== DATA SUPPLIED ==
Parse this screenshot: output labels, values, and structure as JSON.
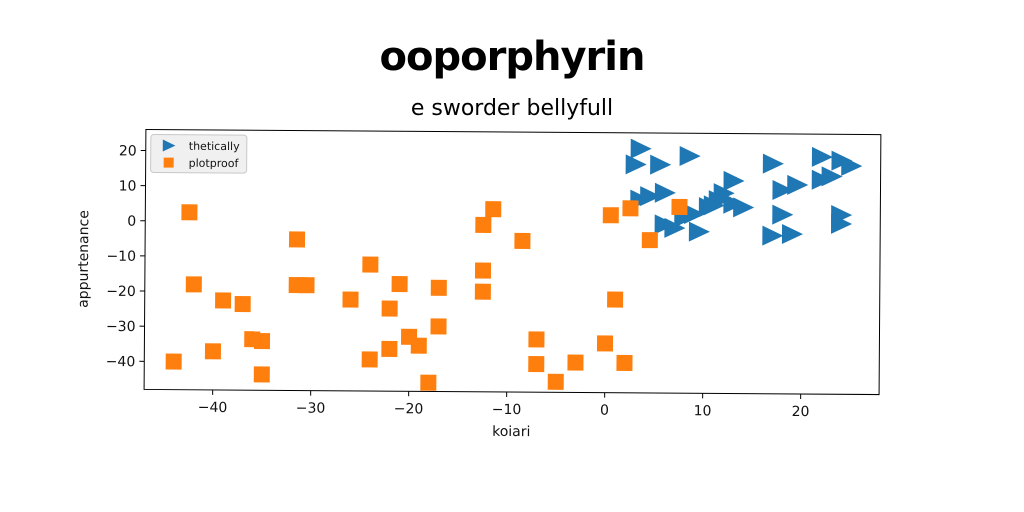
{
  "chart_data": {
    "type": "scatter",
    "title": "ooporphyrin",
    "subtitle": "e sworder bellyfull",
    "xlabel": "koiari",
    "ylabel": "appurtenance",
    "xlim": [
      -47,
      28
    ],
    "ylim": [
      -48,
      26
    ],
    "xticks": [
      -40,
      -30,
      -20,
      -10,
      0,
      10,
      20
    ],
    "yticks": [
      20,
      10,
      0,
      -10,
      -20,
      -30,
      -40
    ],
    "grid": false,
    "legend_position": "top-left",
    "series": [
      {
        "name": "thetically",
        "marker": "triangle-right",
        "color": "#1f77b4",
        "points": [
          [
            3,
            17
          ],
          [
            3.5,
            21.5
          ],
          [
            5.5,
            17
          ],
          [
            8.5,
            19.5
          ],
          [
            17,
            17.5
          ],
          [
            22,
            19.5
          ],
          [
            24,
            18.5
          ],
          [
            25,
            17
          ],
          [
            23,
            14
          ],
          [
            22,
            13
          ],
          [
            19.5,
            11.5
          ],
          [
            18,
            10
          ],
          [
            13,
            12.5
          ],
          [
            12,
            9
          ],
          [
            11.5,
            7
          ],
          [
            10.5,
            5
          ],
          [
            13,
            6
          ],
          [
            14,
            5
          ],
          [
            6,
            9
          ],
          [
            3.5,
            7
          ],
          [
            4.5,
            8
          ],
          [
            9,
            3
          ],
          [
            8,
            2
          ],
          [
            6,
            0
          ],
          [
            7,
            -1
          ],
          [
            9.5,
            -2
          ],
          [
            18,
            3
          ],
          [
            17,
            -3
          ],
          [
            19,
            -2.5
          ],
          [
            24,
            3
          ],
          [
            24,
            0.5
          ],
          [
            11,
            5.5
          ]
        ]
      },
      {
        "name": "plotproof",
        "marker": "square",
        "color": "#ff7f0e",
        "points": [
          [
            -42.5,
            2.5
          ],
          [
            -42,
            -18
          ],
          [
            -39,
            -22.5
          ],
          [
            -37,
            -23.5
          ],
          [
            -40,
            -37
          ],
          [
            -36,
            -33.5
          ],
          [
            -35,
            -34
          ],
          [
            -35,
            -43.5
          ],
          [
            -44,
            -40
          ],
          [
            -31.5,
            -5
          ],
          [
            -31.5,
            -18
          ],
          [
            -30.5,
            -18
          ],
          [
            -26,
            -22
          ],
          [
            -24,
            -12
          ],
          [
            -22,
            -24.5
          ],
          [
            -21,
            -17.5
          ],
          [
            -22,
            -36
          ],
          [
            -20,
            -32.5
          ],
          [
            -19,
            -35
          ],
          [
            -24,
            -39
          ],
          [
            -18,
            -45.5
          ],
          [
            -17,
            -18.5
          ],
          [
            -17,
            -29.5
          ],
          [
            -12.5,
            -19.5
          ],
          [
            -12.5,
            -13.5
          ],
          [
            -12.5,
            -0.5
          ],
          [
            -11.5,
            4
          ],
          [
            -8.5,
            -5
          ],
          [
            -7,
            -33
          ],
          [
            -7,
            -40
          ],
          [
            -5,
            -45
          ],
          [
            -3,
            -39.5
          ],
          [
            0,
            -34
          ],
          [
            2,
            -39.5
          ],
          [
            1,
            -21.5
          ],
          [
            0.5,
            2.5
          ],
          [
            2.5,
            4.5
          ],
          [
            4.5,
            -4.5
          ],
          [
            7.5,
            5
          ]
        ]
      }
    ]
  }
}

== AIM ==
Output the data exactly. Pictures don't belong in the result.

== FULL ANSWER ==
Parse this screenshot: output labels, values, and structure as JSON.
{
  "chart_data": {
    "type": "scatter",
    "title": "ooporphyrin",
    "subtitle": "e sworder bellyfull",
    "xlabel": "koiari",
    "ylabel": "appurtenance",
    "xlim": [
      -47,
      28
    ],
    "ylim": [
      -48,
      26
    ],
    "xticks": [
      -40,
      -30,
      -20,
      -10,
      0,
      10,
      20
    ],
    "yticks": [
      20,
      10,
      0,
      -10,
      -20,
      -30,
      -40
    ],
    "grid": false,
    "legend_position": "top-left",
    "series": [
      {
        "name": "thetically",
        "marker": "triangle-right",
        "color": "#1f77b4",
        "points": [
          [
            3,
            17
          ],
          [
            3.5,
            21.5
          ],
          [
            5.5,
            17
          ],
          [
            8.5,
            19.5
          ],
          [
            17,
            17.5
          ],
          [
            22,
            19.5
          ],
          [
            24,
            18.5
          ],
          [
            25,
            17
          ],
          [
            23,
            14
          ],
          [
            22,
            13
          ],
          [
            19.5,
            11.5
          ],
          [
            18,
            10
          ],
          [
            13,
            12.5
          ],
          [
            12,
            9
          ],
          [
            11.5,
            7
          ],
          [
            10.5,
            5
          ],
          [
            13,
            6
          ],
          [
            14,
            5
          ],
          [
            6,
            9
          ],
          [
            3.5,
            7
          ],
          [
            4.5,
            8
          ],
          [
            9,
            3
          ],
          [
            8,
            2
          ],
          [
            6,
            0
          ],
          [
            7,
            -1
          ],
          [
            9.5,
            -2
          ],
          [
            18,
            3
          ],
          [
            17,
            -3
          ],
          [
            19,
            -2.5
          ],
          [
            24,
            3
          ],
          [
            24,
            0.5
          ],
          [
            11,
            5.5
          ]
        ]
      },
      {
        "name": "plotproof",
        "marker": "square",
        "color": "#ff7f0e",
        "points": [
          [
            -42.5,
            2.5
          ],
          [
            -42,
            -18
          ],
          [
            -39,
            -22.5
          ],
          [
            -37,
            -23.5
          ],
          [
            -40,
            -37
          ],
          [
            -36,
            -33.5
          ],
          [
            -35,
            -34
          ],
          [
            -35,
            -43.5
          ],
          [
            -44,
            -40
          ],
          [
            -31.5,
            -5
          ],
          [
            -31.5,
            -18
          ],
          [
            -30.5,
            -18
          ],
          [
            -26,
            -22
          ],
          [
            -24,
            -12
          ],
          [
            -22,
            -24.5
          ],
          [
            -21,
            -17.5
          ],
          [
            -22,
            -36
          ],
          [
            -20,
            -32.5
          ],
          [
            -19,
            -35
          ],
          [
            -24,
            -39
          ],
          [
            -18,
            -45.5
          ],
          [
            -17,
            -18.5
          ],
          [
            -17,
            -29.5
          ],
          [
            -12.5,
            -19.5
          ],
          [
            -12.5,
            -13.5
          ],
          [
            -12.5,
            -0.5
          ],
          [
            -11.5,
            4
          ],
          [
            -8.5,
            -5
          ],
          [
            -7,
            -33
          ],
          [
            -7,
            -40
          ],
          [
            -5,
            -45
          ],
          [
            -3,
            -39.5
          ],
          [
            0,
            -34
          ],
          [
            2,
            -39.5
          ],
          [
            1,
            -21.5
          ],
          [
            0.5,
            2.5
          ],
          [
            2.5,
            4.5
          ],
          [
            4.5,
            -4.5
          ],
          [
            7.5,
            5
          ]
        ]
      }
    ]
  }
}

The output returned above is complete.